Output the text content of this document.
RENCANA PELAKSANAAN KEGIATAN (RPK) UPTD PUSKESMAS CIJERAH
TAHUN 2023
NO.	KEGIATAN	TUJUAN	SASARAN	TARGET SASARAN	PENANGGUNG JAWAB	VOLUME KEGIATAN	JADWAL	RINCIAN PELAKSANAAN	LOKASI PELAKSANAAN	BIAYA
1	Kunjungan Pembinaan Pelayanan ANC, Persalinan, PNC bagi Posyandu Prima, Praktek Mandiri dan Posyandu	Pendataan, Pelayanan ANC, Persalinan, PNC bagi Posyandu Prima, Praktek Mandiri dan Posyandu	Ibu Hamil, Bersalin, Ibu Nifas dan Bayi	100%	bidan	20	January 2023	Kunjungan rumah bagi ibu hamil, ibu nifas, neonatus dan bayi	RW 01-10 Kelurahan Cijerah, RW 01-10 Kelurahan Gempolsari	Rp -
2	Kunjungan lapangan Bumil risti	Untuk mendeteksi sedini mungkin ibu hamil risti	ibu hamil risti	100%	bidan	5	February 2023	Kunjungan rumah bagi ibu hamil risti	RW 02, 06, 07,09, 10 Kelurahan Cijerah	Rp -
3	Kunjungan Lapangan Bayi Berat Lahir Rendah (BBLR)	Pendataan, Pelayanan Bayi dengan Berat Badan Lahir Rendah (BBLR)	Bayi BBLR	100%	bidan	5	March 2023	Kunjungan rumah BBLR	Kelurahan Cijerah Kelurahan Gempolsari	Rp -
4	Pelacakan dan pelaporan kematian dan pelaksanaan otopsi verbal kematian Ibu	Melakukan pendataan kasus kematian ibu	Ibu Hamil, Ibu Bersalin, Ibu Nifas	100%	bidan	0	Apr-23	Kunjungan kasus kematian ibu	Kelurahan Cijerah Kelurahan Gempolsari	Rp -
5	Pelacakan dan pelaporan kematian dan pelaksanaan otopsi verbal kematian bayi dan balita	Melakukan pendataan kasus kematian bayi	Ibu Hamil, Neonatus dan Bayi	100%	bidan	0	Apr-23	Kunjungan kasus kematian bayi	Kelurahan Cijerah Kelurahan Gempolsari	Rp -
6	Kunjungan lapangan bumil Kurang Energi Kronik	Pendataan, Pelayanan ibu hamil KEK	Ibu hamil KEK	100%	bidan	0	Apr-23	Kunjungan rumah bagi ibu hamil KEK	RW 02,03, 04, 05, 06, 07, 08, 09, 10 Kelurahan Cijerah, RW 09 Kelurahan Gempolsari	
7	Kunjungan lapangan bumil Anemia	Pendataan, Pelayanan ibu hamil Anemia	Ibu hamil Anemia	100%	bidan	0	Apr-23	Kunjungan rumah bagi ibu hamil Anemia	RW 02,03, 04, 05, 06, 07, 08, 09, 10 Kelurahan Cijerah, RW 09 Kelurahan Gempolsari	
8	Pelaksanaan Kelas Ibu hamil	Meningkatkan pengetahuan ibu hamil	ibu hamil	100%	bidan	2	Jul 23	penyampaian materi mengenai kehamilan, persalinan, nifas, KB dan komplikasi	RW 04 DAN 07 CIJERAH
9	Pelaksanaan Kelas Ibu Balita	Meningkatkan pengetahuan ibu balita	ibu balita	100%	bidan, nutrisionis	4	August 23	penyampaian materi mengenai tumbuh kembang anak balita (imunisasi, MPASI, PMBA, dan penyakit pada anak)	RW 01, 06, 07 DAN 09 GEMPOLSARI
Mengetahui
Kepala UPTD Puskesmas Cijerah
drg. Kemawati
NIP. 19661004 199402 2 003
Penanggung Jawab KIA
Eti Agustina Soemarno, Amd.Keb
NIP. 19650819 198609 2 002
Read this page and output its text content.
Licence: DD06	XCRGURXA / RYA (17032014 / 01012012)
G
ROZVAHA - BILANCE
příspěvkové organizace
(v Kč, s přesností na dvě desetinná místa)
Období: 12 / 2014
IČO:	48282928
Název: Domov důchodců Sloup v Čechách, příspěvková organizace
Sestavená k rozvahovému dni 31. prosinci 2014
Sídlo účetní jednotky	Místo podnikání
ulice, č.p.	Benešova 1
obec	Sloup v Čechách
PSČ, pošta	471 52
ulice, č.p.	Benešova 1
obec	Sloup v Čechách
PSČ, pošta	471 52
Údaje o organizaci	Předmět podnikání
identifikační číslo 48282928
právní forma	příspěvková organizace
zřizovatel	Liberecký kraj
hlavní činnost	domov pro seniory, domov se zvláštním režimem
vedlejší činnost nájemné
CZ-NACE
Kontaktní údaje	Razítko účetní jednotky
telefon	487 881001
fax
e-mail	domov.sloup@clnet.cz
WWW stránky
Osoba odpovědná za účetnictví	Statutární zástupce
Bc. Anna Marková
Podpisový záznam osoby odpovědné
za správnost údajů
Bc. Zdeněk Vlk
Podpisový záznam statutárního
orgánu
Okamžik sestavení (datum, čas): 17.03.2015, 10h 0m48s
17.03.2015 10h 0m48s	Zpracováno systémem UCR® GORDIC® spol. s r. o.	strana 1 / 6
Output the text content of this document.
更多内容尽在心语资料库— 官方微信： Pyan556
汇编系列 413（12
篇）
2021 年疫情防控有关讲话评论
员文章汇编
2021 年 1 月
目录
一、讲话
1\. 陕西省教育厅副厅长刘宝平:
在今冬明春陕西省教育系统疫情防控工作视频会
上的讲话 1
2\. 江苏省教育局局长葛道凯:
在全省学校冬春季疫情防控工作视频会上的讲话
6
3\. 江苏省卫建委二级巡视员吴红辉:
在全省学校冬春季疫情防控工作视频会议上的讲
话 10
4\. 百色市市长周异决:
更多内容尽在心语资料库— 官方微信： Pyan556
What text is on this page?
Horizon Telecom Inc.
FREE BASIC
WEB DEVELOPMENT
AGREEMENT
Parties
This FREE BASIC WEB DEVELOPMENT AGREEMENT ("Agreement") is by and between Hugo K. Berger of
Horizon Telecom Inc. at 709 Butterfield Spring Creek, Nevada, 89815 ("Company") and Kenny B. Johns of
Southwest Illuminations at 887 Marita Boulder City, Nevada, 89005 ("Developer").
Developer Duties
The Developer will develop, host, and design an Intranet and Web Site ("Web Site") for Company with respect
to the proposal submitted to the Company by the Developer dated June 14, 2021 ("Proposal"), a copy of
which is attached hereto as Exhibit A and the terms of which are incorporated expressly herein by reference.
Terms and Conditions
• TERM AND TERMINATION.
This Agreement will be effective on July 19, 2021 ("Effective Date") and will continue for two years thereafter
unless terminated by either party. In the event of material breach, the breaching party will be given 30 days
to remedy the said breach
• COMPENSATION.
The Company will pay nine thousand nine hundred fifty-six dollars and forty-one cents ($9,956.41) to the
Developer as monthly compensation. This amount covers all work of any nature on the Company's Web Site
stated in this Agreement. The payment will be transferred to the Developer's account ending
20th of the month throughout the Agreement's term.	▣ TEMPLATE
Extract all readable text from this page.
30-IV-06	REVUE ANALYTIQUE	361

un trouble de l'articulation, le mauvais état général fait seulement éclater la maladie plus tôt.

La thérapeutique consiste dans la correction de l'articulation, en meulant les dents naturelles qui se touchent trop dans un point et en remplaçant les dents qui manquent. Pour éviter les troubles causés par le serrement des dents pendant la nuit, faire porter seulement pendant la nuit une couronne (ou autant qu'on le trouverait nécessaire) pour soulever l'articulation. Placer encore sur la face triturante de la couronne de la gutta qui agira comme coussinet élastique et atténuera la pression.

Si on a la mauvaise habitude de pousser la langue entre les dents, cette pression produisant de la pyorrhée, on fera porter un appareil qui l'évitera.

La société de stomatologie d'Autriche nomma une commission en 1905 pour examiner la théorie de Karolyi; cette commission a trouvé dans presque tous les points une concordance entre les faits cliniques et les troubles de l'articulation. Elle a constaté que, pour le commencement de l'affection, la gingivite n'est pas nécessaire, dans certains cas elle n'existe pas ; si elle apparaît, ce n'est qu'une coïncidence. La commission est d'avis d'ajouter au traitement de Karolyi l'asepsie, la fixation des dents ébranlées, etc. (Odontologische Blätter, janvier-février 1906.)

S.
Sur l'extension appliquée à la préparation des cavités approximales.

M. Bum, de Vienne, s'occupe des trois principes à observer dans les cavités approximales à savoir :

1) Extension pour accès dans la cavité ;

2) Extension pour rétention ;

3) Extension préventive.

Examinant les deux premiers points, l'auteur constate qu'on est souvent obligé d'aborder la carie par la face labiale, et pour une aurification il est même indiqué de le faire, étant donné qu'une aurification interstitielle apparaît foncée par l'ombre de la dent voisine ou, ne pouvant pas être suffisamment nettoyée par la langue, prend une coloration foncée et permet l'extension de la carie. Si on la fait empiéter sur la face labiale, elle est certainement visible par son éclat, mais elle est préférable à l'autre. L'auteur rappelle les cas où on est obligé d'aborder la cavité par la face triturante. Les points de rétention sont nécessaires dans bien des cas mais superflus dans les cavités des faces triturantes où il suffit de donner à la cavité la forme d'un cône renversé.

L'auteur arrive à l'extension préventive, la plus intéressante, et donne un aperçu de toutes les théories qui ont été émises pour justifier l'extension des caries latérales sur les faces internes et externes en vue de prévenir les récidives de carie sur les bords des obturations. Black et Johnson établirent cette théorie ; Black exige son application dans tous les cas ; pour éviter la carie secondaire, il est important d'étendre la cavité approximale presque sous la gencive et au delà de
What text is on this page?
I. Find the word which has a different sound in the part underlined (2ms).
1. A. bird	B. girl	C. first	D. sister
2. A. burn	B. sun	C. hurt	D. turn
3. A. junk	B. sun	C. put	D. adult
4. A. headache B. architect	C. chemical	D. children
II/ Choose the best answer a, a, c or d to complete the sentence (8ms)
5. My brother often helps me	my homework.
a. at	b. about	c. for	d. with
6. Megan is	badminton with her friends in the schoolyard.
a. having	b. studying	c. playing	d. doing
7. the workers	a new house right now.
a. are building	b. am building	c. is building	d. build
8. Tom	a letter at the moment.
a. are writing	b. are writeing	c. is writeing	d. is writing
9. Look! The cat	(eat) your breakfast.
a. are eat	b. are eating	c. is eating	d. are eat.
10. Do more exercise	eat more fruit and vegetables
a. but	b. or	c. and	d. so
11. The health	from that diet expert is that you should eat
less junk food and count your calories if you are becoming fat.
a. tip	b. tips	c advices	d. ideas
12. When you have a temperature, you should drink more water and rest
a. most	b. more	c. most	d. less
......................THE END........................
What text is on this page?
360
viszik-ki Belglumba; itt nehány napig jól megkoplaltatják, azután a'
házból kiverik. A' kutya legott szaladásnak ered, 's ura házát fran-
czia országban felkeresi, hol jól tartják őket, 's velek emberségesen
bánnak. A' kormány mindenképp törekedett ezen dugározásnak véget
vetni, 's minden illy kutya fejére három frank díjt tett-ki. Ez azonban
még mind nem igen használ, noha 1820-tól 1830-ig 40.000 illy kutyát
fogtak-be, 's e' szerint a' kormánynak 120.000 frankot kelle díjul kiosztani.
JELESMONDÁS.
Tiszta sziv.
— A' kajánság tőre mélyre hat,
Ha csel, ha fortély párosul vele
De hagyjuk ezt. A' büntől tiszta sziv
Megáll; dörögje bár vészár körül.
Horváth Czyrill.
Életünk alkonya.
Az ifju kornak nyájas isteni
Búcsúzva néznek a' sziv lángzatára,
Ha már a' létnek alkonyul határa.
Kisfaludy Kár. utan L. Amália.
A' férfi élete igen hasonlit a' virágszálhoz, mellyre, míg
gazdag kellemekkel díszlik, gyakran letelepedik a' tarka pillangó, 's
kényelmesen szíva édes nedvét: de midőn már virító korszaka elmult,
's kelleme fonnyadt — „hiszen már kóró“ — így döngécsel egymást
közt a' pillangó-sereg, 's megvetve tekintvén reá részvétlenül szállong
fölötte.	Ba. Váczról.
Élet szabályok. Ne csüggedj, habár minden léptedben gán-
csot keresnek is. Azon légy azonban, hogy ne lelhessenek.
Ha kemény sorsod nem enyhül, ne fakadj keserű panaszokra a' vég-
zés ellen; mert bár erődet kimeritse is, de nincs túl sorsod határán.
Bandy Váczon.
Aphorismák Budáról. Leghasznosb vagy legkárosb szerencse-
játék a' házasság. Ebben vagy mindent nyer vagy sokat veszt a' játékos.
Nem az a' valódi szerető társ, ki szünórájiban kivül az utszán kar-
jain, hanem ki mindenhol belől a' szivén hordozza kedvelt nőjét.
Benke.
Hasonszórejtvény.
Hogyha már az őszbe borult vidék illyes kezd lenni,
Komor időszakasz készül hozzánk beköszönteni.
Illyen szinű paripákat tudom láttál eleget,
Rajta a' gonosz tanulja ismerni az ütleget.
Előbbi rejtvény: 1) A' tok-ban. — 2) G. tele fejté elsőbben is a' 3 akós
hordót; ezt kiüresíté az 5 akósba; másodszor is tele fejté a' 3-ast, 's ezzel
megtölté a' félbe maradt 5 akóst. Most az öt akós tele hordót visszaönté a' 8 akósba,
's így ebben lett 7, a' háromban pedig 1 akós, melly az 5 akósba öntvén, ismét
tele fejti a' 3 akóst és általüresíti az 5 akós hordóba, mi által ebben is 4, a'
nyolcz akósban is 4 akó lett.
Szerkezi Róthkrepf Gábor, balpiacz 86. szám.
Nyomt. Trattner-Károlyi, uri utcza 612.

------------------------------------------------------------

• [WORK TO DO]: In the data above, count the lines where the word "Developer" appears; reply with the number only.

• [TASK RESPONSE]: 6